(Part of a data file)
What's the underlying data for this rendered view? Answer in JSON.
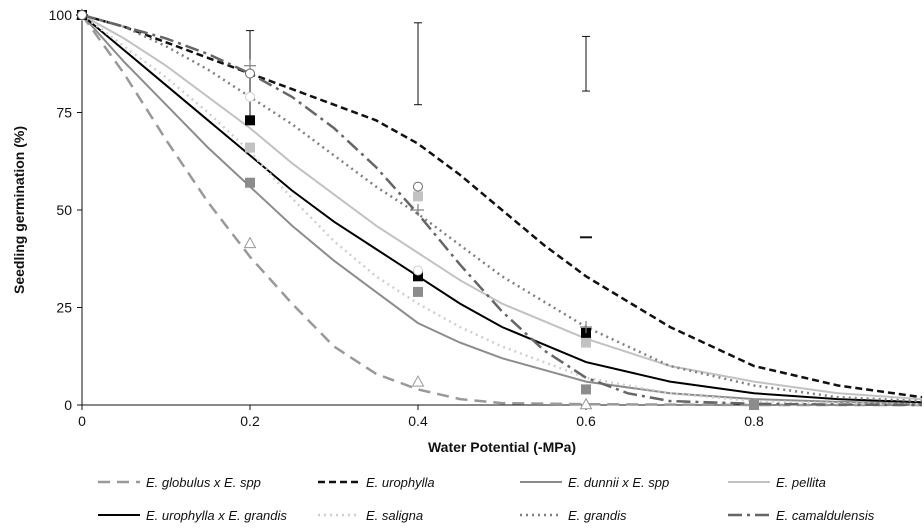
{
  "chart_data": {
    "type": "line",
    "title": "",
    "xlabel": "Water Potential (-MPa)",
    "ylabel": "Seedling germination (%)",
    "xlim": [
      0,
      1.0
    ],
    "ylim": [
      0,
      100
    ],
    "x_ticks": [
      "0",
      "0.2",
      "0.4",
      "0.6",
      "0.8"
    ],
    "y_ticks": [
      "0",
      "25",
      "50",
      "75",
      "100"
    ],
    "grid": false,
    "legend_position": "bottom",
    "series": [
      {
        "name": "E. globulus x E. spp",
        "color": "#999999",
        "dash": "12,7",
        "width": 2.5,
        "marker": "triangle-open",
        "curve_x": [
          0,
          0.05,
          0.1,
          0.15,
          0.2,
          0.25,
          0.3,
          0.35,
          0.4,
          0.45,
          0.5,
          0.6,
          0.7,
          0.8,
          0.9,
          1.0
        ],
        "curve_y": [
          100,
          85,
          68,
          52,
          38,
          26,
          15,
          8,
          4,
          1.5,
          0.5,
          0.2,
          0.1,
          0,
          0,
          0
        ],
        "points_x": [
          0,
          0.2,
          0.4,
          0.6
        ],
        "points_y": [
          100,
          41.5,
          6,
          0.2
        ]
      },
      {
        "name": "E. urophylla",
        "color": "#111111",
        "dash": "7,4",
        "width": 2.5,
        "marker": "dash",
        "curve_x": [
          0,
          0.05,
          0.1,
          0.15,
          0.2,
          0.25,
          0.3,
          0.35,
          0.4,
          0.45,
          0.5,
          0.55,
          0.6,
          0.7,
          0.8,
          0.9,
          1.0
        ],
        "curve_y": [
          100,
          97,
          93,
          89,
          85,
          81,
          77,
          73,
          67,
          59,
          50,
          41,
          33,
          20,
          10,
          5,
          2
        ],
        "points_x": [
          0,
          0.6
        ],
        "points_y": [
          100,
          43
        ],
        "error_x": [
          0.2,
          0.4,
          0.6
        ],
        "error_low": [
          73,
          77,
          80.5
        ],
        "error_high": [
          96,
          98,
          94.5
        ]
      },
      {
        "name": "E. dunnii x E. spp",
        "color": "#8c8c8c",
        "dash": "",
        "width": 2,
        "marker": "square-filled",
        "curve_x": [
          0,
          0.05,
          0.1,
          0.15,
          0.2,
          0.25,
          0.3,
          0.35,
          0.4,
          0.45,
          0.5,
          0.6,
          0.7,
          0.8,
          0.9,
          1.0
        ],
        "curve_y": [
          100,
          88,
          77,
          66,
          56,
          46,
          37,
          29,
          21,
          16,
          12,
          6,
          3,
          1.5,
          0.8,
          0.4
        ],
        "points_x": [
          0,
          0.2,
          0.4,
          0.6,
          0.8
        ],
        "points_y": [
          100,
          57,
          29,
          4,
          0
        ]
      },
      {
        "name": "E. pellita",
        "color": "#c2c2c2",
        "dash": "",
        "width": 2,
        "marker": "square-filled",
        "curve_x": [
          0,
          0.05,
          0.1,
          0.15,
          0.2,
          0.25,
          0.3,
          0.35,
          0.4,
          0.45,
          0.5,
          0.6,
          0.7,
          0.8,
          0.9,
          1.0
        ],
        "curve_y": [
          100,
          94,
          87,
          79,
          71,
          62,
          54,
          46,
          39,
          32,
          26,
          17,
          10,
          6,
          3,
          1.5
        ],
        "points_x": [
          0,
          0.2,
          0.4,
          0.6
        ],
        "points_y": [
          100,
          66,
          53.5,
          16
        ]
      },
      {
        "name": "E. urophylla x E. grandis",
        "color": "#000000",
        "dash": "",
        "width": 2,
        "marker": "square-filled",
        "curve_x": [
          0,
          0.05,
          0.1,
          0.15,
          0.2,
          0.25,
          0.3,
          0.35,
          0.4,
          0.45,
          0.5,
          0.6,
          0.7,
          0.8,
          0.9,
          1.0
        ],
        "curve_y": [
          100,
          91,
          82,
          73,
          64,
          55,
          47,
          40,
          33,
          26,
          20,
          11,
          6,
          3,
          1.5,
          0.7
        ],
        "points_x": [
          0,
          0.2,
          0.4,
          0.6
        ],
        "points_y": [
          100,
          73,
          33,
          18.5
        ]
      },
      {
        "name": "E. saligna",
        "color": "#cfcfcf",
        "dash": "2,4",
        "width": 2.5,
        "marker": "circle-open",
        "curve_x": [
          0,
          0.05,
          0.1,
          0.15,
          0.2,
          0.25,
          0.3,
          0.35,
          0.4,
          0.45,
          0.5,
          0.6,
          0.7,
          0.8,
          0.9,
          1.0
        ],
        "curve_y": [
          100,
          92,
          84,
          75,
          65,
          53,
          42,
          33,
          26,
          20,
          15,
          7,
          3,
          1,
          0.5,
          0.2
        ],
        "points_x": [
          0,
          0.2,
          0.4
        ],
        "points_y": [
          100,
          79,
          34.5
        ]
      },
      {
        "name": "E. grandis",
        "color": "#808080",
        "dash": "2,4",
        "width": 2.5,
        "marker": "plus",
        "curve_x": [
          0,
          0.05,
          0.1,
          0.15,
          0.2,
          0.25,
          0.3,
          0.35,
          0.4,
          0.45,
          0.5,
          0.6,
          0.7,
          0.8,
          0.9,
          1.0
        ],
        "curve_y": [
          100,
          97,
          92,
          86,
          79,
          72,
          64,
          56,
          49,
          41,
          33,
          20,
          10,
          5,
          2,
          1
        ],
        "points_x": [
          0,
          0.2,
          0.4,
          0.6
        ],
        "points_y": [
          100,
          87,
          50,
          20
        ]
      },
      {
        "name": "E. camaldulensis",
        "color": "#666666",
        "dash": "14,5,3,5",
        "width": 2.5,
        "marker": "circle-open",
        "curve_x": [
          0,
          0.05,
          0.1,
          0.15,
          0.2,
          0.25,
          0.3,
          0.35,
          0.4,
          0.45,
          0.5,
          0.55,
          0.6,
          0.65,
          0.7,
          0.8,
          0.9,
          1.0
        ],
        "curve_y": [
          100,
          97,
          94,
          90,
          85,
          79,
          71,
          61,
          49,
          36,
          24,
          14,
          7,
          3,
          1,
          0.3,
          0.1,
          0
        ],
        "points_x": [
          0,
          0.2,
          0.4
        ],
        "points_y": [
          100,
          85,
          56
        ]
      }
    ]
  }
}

**TASK REQUIREMENTS**
Return the material exactly as given, apart from the pictures.

**TASK RESPONSE**
What's the underlying data for this rendered view? Answer in JSON.
{
  "chart_data": {
    "type": "line",
    "title": "",
    "xlabel": "Water Potential (-MPa)",
    "ylabel": "Seedling germination (%)",
    "xlim": [
      0,
      1.0
    ],
    "ylim": [
      0,
      100
    ],
    "x_ticks": [
      "0",
      "0.2",
      "0.4",
      "0.6",
      "0.8"
    ],
    "y_ticks": [
      "0",
      "25",
      "50",
      "75",
      "100"
    ],
    "grid": false,
    "legend_position": "bottom",
    "series": [
      {
        "name": "E. globulus x E. spp",
        "color": "#999999",
        "dash": "12,7",
        "width": 2.5,
        "marker": "triangle-open",
        "curve_x": [
          0,
          0.05,
          0.1,
          0.15,
          0.2,
          0.25,
          0.3,
          0.35,
          0.4,
          0.45,
          0.5,
          0.6,
          0.7,
          0.8,
          0.9,
          1.0
        ],
        "curve_y": [
          100,
          85,
          68,
          52,
          38,
          26,
          15,
          8,
          4,
          1.5,
          0.5,
          0.2,
          0.1,
          0,
          0,
          0
        ],
        "points_x": [
          0,
          0.2,
          0.4,
          0.6
        ],
        "points_y": [
          100,
          41.5,
          6,
          0.2
        ]
      },
      {
        "name": "E. urophylla",
        "color": "#111111",
        "dash": "7,4",
        "width": 2.5,
        "marker": "dash",
        "curve_x": [
          0,
          0.05,
          0.1,
          0.15,
          0.2,
          0.25,
          0.3,
          0.35,
          0.4,
          0.45,
          0.5,
          0.55,
          0.6,
          0.7,
          0.8,
          0.9,
          1.0
        ],
        "curve_y": [
          100,
          97,
          93,
          89,
          85,
          81,
          77,
          73,
          67,
          59,
          50,
          41,
          33,
          20,
          10,
          5,
          2
        ],
        "points_x": [
          0,
          0.6
        ],
        "points_y": [
          100,
          43
        ],
        "error_x": [
          0.2,
          0.4,
          0.6
        ],
        "error_low": [
          73,
          77,
          80.5
        ],
        "error_high": [
          96,
          98,
          94.5
        ]
      },
      {
        "name": "E. dunnii x E. spp",
        "color": "#8c8c8c",
        "dash": "",
        "width": 2,
        "marker": "square-filled",
        "curve_x": [
          0,
          0.05,
          0.1,
          0.15,
          0.2,
          0.25,
          0.3,
          0.35,
          0.4,
          0.45,
          0.5,
          0.6,
          0.7,
          0.8,
          0.9,
          1.0
        ],
        "curve_y": [
          100,
          88,
          77,
          66,
          56,
          46,
          37,
          29,
          21,
          16,
          12,
          6,
          3,
          1.5,
          0.8,
          0.4
        ],
        "points_x": [
          0,
          0.2,
          0.4,
          0.6,
          0.8
        ],
        "points_y": [
          100,
          57,
          29,
          4,
          0
        ]
      },
      {
        "name": "E. pellita",
        "color": "#c2c2c2",
        "dash": "",
        "width": 2,
        "marker": "square-filled",
        "curve_x": [
          0,
          0.05,
          0.1,
          0.15,
          0.2,
          0.25,
          0.3,
          0.35,
          0.4,
          0.45,
          0.5,
          0.6,
          0.7,
          0.8,
          0.9,
          1.0
        ],
        "curve_y": [
          100,
          94,
          87,
          79,
          71,
          62,
          54,
          46,
          39,
          32,
          26,
          17,
          10,
          6,
          3,
          1.5
        ],
        "points_x": [
          0,
          0.2,
          0.4,
          0.6
        ],
        "points_y": [
          100,
          66,
          53.5,
          16
        ]
      },
      {
        "name": "E. urophylla x E. grandis",
        "color": "#000000",
        "dash": "",
        "width": 2,
        "marker": "square-filled",
        "curve_x": [
          0,
          0.05,
          0.1,
          0.15,
          0.2,
          0.25,
          0.3,
          0.35,
          0.4,
          0.45,
          0.5,
          0.6,
          0.7,
          0.8,
          0.9,
          1.0
        ],
        "curve_y": [
          100,
          91,
          82,
          73,
          64,
          55,
          47,
          40,
          33,
          26,
          20,
          11,
          6,
          3,
          1.5,
          0.7
        ],
        "points_x": [
          0,
          0.2,
          0.4,
          0.6
        ],
        "points_y": [
          100,
          73,
          33,
          18.5
        ]
      },
      {
        "name": "E. saligna",
        "color": "#cfcfcf",
        "dash": "2,4",
        "width": 2.5,
        "marker": "circle-open",
        "curve_x": [
          0,
          0.05,
          0.1,
          0.15,
          0.2,
          0.25,
          0.3,
          0.35,
          0.4,
          0.45,
          0.5,
          0.6,
          0.7,
          0.8,
          0.9,
          1.0
        ],
        "curve_y": [
          100,
          92,
          84,
          75,
          65,
          53,
          42,
          33,
          26,
          20,
          15,
          7,
          3,
          1,
          0.5,
          0.2
        ],
        "points_x": [
          0,
          0.2,
          0.4
        ],
        "points_y": [
          100,
          79,
          34.5
        ]
      },
      {
        "name": "E. grandis",
        "color": "#808080",
        "dash": "2,4",
        "width": 2.5,
        "marker": "plus",
        "curve_x": [
          0,
          0.05,
          0.1,
          0.15,
          0.2,
          0.25,
          0.3,
          0.35,
          0.4,
          0.45,
          0.5,
          0.6,
          0.7,
          0.8,
          0.9,
          1.0
        ],
        "curve_y": [
          100,
          97,
          92,
          86,
          79,
          72,
          64,
          56,
          49,
          41,
          33,
          20,
          10,
          5,
          2,
          1
        ],
        "points_x": [
          0,
          0.2,
          0.4,
          0.6
        ],
        "points_y": [
          100,
          87,
          50,
          20
        ]
      },
      {
        "name": "E. camaldulensis",
        "color": "#666666",
        "dash": "14,5,3,5",
        "width": 2.5,
        "marker": "circle-open",
        "curve_x": [
          0,
          0.05,
          0.1,
          0.15,
          0.2,
          0.25,
          0.3,
          0.35,
          0.4,
          0.45,
          0.5,
          0.55,
          0.6,
          0.65,
          0.7,
          0.8,
          0.9,
          1.0
        ],
        "curve_y": [
          100,
          97,
          94,
          90,
          85,
          79,
          71,
          61,
          49,
          36,
          24,
          14,
          7,
          3,
          1,
          0.3,
          0.1,
          0
        ],
        "points_x": [
          0,
          0.2,
          0.4
        ],
        "points_y": [
          100,
          85,
          56
        ]
      }
    ]
  }
}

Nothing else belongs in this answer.